RECORD SET:

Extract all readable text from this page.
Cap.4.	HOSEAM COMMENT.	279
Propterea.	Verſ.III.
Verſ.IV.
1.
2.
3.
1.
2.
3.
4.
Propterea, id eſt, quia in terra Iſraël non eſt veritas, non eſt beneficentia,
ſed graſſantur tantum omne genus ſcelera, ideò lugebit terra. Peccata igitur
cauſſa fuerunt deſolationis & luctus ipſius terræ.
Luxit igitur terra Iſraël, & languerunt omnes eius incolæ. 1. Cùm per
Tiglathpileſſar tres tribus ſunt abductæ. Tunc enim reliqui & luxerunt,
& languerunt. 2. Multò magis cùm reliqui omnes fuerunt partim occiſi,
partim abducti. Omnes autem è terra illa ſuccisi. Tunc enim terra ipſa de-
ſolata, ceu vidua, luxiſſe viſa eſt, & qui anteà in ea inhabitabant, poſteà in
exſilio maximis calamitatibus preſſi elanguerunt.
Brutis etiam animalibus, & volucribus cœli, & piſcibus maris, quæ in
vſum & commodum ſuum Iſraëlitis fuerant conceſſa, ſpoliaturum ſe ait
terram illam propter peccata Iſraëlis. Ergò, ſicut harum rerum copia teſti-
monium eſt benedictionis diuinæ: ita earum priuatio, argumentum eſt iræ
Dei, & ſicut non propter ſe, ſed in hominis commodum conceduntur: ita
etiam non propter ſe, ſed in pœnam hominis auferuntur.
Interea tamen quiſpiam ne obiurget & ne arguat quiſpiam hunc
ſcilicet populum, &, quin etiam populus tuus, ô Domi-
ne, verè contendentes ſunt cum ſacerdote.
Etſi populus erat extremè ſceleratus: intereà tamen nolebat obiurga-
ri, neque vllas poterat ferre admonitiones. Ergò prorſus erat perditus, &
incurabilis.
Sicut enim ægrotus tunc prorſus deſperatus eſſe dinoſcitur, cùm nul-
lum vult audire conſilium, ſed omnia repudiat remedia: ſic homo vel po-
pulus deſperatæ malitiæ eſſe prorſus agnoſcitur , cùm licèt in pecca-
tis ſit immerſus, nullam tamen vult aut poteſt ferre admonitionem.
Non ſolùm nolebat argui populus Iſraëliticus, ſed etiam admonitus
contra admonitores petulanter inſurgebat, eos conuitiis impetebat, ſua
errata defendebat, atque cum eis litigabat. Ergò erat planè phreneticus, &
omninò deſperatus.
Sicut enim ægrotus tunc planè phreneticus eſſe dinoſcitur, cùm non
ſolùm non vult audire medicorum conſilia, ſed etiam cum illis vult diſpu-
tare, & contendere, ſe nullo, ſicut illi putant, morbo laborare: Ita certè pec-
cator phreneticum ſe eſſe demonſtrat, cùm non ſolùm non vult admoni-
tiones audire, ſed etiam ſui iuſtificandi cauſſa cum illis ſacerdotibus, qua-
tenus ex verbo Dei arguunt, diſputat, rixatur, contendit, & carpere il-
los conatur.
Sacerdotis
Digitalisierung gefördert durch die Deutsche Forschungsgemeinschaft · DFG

==

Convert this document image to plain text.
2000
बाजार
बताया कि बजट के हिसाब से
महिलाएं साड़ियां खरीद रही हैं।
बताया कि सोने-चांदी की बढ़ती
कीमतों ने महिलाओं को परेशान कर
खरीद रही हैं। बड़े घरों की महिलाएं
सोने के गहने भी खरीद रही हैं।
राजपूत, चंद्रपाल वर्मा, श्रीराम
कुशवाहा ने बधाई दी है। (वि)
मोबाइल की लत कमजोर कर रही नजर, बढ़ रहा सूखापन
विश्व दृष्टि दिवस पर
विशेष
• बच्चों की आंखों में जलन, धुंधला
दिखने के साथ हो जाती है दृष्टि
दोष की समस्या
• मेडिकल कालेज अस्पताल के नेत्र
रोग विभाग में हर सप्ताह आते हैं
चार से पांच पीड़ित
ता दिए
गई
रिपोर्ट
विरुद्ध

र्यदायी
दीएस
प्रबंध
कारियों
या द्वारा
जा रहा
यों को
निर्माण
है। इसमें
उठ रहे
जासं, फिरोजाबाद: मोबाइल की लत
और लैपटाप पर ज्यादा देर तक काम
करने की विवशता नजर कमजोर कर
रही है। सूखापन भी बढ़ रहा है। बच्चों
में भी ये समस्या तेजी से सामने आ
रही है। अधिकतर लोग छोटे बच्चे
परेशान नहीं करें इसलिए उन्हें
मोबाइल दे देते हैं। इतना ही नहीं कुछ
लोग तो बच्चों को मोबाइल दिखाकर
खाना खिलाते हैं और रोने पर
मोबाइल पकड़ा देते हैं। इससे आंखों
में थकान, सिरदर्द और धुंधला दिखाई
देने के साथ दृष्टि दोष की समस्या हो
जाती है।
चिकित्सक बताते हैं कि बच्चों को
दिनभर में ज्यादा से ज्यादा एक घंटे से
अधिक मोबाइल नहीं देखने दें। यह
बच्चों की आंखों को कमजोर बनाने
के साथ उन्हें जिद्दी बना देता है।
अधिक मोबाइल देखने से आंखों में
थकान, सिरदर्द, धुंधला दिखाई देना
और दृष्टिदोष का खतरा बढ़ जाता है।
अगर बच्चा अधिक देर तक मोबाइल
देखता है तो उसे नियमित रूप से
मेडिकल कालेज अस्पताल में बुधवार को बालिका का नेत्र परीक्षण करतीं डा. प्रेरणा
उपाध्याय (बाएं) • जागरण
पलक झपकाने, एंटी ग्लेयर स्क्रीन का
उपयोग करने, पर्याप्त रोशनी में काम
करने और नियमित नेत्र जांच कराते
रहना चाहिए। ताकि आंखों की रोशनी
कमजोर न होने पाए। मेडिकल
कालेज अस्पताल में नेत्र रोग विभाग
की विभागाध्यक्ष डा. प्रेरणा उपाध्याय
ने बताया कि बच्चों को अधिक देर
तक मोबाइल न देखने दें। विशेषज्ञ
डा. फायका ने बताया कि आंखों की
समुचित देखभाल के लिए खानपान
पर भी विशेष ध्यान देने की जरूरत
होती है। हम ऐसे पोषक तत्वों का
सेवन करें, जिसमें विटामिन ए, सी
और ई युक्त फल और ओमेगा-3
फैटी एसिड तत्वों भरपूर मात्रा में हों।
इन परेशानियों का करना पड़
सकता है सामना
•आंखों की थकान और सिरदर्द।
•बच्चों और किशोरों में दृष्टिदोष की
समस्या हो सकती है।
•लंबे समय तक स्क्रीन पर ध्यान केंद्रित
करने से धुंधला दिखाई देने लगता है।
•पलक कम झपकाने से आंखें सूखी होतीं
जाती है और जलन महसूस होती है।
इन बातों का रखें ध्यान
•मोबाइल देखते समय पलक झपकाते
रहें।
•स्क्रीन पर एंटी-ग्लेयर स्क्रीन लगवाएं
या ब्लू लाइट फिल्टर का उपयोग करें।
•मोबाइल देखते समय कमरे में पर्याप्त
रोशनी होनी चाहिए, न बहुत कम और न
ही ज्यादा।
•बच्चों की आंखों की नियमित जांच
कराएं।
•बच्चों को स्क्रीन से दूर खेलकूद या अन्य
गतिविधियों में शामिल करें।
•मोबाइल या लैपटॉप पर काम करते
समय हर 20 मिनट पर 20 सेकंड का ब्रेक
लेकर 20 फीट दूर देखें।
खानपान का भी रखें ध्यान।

THE EXERCISE:
Identify the lines above that contain the word "ferre", then copy them.

COMPLETE RESPONSE:
ri, neque vllas poterat ferre admonitiones. Ergò prorſus erat perditus, &
tis ſit immerſus, nullam tamen vult aut poteſt ferre admonitionem.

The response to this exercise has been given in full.